Work to do —
Look for the word "Quantities" in the entries below, then copy every line that has it.

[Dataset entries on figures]
>> BEGIN

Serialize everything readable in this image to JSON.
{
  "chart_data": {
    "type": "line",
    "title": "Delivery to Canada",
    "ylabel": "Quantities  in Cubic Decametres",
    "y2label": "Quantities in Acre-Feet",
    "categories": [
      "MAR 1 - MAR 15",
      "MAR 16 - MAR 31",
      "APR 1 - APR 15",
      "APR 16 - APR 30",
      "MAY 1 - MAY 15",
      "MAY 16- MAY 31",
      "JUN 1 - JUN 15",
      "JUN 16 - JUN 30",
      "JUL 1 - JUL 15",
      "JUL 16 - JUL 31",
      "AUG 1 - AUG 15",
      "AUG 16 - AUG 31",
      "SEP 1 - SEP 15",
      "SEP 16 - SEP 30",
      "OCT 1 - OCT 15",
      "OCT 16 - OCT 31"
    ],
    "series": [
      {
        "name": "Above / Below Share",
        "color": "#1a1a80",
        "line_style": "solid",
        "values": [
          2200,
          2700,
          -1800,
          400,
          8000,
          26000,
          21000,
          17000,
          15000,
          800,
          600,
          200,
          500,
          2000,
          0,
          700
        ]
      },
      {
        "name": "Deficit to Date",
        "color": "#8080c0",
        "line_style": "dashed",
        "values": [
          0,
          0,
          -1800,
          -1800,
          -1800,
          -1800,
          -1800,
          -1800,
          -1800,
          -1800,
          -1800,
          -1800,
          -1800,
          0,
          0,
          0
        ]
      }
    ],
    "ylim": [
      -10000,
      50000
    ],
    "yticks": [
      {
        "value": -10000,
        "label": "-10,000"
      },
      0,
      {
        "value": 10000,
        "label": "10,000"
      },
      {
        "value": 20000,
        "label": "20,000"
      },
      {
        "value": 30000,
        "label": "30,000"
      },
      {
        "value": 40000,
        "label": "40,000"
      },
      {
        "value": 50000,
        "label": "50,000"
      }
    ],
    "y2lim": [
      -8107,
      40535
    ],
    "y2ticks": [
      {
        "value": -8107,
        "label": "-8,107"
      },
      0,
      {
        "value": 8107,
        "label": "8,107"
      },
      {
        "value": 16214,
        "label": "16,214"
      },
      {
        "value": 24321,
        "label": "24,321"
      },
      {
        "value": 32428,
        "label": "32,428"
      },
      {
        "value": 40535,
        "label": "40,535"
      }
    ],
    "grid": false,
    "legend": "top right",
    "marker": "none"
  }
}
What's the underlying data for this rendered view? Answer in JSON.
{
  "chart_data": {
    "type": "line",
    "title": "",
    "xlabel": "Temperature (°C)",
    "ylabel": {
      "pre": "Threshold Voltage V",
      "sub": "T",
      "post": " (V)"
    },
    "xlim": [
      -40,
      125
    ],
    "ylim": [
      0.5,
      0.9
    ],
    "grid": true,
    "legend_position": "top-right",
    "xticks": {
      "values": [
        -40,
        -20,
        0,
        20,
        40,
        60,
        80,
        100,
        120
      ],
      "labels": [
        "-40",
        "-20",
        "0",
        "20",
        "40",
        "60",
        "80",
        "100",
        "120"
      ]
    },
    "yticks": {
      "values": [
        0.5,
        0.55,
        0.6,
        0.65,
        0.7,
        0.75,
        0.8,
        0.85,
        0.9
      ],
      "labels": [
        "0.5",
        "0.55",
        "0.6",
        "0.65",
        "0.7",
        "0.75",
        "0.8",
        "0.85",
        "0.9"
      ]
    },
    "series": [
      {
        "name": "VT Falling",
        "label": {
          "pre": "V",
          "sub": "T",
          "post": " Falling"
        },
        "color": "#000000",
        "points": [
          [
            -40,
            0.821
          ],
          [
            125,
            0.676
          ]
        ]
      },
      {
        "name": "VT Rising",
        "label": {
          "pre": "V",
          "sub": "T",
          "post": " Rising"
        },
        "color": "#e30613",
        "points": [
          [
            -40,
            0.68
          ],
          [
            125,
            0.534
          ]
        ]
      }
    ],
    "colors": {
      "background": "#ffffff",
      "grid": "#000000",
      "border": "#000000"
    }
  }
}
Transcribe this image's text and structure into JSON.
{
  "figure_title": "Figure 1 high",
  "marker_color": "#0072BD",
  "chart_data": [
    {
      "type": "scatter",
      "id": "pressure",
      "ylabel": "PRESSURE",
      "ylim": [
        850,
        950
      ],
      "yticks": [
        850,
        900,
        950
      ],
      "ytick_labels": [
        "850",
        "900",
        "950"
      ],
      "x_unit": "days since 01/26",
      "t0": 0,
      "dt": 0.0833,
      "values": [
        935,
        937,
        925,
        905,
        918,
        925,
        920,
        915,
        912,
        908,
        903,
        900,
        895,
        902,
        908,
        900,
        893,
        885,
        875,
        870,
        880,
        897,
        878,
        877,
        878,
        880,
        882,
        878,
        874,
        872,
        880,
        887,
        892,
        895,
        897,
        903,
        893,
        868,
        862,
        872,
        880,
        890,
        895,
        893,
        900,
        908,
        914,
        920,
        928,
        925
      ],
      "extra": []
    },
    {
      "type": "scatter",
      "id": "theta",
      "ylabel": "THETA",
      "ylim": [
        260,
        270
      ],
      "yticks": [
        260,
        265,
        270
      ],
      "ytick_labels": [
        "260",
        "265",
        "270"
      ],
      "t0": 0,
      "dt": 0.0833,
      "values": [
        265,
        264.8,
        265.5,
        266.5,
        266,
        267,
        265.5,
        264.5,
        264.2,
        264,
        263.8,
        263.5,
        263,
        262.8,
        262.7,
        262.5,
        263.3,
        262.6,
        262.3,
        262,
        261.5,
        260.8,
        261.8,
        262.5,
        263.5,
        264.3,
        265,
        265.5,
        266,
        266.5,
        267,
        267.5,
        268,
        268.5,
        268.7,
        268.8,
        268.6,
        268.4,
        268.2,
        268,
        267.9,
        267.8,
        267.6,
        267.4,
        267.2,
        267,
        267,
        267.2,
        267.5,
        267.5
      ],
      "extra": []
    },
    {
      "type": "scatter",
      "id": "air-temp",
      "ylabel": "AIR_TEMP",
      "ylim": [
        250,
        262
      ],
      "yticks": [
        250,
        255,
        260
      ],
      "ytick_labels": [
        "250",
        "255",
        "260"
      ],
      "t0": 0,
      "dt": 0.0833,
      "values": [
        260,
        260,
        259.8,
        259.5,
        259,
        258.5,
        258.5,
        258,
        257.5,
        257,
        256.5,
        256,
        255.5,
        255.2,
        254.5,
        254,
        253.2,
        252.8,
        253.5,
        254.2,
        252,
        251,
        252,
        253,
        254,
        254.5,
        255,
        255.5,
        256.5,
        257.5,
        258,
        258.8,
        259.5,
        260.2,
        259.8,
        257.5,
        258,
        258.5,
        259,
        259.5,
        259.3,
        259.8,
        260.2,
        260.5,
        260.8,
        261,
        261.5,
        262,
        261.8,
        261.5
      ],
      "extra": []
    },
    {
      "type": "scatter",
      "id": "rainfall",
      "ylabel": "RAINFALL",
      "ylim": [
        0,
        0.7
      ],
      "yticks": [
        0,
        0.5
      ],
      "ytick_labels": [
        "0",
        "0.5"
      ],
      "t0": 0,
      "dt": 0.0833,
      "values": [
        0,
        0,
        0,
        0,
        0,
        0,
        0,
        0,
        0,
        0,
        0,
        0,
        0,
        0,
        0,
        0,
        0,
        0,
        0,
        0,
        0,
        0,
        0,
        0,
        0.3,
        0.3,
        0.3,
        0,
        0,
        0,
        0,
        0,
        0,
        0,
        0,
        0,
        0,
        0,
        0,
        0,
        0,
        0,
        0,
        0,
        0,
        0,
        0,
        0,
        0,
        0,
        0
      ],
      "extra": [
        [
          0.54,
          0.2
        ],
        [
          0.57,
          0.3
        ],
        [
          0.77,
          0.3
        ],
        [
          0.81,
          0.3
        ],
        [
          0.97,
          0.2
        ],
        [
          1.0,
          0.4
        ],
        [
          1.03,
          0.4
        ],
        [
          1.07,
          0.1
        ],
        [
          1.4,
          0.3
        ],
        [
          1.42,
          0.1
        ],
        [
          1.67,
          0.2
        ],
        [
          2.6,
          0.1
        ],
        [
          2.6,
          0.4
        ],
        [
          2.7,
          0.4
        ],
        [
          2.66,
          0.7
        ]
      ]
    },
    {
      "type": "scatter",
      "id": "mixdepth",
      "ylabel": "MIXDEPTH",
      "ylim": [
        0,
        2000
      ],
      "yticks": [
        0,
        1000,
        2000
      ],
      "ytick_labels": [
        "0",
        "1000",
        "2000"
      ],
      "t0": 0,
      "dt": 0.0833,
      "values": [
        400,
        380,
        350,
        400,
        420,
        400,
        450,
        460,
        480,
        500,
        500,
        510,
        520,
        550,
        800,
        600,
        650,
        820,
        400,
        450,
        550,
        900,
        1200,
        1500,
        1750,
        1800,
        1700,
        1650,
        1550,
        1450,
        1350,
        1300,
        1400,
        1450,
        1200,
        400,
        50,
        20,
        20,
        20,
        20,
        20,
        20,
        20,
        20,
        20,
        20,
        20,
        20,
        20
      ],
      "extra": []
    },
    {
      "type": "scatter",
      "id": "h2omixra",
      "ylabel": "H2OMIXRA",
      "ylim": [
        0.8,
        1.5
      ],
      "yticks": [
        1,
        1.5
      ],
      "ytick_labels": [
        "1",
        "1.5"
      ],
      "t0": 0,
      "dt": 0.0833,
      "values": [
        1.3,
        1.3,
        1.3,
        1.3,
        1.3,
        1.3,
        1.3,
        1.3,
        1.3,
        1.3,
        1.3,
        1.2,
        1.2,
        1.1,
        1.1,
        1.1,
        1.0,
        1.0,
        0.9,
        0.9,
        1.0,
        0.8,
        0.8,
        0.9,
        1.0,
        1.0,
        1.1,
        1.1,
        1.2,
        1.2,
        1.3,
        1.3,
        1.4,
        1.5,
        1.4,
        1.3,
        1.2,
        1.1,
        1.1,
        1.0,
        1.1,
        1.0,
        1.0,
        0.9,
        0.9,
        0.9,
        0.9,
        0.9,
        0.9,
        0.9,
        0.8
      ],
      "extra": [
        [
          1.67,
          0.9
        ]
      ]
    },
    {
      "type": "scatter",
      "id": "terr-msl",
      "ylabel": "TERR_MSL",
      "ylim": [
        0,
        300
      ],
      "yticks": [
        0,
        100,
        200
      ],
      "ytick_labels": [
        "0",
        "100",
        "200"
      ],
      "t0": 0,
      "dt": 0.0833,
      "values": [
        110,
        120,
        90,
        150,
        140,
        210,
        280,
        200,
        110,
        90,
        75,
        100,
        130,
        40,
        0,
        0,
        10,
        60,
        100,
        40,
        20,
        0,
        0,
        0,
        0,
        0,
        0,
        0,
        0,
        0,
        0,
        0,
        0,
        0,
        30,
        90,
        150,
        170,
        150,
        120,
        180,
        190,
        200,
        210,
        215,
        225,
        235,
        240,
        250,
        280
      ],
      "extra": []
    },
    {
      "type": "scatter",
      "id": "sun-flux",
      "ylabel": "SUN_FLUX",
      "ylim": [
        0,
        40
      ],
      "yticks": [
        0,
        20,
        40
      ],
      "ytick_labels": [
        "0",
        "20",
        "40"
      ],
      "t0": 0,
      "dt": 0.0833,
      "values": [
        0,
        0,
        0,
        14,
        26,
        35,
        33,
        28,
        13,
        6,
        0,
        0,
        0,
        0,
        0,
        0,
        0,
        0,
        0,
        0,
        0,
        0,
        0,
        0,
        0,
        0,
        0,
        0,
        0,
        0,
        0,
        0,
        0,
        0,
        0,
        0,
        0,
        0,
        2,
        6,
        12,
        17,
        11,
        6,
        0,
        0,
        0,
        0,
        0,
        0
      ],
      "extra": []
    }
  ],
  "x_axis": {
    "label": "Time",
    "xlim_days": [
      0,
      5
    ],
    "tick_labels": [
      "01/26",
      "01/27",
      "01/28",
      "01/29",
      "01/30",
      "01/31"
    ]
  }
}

>> END

Solution for this exercise —
    "ylabel": "Quantities  in Cubic Decametres",
    "y2label": "Quantities in Acre-Feet",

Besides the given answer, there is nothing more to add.